*Record extracts*:
# # #
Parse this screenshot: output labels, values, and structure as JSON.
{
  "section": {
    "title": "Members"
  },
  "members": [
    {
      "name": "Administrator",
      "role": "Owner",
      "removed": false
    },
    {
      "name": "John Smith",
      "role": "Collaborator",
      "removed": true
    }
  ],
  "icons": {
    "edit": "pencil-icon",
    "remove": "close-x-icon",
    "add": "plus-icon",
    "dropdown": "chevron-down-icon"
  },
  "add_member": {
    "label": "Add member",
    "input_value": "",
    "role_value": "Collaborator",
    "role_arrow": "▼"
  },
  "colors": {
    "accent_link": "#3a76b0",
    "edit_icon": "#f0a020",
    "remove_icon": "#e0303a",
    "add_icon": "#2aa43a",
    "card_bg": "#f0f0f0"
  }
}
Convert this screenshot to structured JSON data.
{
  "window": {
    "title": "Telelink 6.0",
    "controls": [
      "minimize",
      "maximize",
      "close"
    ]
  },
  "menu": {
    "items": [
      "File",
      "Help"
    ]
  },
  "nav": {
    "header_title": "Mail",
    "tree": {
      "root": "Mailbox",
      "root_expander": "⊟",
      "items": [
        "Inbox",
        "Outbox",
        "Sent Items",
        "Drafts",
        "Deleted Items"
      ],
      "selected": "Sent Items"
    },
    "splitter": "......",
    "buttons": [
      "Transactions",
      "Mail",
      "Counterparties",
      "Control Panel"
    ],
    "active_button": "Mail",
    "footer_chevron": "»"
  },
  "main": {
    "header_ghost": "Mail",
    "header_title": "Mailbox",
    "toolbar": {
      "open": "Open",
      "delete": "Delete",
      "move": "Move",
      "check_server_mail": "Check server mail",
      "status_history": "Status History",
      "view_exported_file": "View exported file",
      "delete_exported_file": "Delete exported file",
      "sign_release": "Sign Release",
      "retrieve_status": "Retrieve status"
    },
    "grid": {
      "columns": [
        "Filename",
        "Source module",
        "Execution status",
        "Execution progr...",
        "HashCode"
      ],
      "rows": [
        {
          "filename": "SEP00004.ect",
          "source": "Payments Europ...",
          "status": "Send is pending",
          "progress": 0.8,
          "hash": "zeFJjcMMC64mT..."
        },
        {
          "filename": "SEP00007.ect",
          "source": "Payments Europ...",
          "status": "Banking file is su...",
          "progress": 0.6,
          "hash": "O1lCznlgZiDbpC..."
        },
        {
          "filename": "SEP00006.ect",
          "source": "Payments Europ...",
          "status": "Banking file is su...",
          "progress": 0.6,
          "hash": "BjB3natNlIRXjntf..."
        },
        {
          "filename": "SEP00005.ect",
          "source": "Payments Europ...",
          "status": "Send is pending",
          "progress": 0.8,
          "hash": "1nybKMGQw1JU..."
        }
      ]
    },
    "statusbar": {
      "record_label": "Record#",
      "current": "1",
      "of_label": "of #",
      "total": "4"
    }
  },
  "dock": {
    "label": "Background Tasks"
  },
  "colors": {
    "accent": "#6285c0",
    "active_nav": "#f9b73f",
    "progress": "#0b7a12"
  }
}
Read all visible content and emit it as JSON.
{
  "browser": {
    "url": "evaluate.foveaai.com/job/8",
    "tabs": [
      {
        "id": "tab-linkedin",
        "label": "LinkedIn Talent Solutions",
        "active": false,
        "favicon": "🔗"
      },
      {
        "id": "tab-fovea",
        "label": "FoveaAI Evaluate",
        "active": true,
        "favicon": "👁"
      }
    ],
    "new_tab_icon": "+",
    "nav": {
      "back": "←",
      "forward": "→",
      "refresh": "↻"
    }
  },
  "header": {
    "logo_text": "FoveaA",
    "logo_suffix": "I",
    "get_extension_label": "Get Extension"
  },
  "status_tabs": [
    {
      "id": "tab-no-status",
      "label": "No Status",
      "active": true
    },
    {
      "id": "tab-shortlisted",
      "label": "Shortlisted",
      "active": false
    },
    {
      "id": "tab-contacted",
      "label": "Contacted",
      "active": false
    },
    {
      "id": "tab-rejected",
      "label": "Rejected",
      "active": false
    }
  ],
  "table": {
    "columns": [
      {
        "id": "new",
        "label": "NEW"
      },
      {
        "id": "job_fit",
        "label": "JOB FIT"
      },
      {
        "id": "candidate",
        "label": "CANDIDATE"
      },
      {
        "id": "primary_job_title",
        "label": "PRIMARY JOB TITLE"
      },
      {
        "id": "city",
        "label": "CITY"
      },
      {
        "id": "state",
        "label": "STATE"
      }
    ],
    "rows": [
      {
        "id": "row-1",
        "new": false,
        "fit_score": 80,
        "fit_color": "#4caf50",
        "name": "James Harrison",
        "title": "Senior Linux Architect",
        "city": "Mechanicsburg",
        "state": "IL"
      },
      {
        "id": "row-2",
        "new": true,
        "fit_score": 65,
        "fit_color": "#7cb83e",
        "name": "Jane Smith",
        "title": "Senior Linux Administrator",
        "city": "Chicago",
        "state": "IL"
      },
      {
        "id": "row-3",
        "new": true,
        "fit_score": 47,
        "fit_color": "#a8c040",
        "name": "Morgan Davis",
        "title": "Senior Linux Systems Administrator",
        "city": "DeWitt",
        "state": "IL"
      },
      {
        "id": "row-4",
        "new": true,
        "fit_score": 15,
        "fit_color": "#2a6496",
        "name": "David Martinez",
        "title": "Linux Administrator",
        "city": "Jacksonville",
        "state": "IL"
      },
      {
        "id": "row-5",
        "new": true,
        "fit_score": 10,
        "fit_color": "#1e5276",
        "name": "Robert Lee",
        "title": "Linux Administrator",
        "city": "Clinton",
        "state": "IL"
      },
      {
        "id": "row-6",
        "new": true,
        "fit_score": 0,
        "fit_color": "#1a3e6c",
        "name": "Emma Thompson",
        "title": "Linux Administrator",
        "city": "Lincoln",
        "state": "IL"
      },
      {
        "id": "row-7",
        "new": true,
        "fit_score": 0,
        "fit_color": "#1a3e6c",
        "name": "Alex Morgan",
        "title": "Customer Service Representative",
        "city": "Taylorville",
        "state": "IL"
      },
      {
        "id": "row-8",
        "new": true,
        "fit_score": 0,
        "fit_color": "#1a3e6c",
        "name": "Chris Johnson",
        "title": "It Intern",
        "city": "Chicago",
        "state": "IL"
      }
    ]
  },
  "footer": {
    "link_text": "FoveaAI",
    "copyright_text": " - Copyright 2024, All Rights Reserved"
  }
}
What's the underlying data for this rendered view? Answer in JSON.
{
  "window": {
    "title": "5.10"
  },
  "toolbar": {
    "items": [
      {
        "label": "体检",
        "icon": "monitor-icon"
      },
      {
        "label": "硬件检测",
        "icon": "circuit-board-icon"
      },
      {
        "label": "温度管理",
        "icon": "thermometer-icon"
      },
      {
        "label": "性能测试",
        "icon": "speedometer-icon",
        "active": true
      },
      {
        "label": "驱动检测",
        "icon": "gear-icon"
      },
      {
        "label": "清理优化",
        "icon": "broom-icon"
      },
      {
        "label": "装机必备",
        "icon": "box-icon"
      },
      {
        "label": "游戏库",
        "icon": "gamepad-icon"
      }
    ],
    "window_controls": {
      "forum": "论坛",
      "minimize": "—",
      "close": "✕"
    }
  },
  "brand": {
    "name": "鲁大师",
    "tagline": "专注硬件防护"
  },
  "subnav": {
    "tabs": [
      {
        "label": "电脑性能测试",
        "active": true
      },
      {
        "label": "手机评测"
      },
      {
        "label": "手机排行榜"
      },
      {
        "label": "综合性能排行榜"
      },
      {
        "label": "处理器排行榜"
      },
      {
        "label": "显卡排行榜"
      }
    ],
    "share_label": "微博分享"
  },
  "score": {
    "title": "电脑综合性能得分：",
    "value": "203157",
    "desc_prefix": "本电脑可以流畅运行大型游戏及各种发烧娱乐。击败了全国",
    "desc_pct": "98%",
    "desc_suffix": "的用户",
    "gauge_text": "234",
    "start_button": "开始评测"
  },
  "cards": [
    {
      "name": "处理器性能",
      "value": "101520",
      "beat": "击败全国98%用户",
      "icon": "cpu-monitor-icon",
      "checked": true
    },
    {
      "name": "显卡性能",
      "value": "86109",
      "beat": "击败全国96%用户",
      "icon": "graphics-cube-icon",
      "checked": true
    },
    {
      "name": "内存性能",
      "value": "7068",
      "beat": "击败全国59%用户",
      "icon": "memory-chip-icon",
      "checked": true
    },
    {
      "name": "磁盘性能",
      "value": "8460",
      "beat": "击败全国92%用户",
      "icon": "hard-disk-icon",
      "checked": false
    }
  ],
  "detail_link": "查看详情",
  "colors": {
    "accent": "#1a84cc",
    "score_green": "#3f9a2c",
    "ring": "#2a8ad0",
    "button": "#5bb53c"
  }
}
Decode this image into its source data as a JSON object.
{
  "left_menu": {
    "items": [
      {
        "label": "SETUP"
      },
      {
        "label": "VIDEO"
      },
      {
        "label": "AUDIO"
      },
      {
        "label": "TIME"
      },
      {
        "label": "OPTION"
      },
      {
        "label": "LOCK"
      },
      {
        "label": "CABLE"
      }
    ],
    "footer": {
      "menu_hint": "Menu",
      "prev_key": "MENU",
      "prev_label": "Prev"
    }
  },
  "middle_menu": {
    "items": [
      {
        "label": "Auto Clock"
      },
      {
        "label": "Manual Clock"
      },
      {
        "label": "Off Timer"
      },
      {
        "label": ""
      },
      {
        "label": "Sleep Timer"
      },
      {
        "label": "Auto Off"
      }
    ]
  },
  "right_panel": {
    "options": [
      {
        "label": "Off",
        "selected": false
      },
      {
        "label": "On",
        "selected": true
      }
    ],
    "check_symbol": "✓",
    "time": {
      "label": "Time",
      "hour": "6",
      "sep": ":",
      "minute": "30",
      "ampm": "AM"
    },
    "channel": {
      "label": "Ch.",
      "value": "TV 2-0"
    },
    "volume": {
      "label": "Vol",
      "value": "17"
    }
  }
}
# # #
*Task*: Count how many lines contain "exported" and give only that count.

*The answer*: 2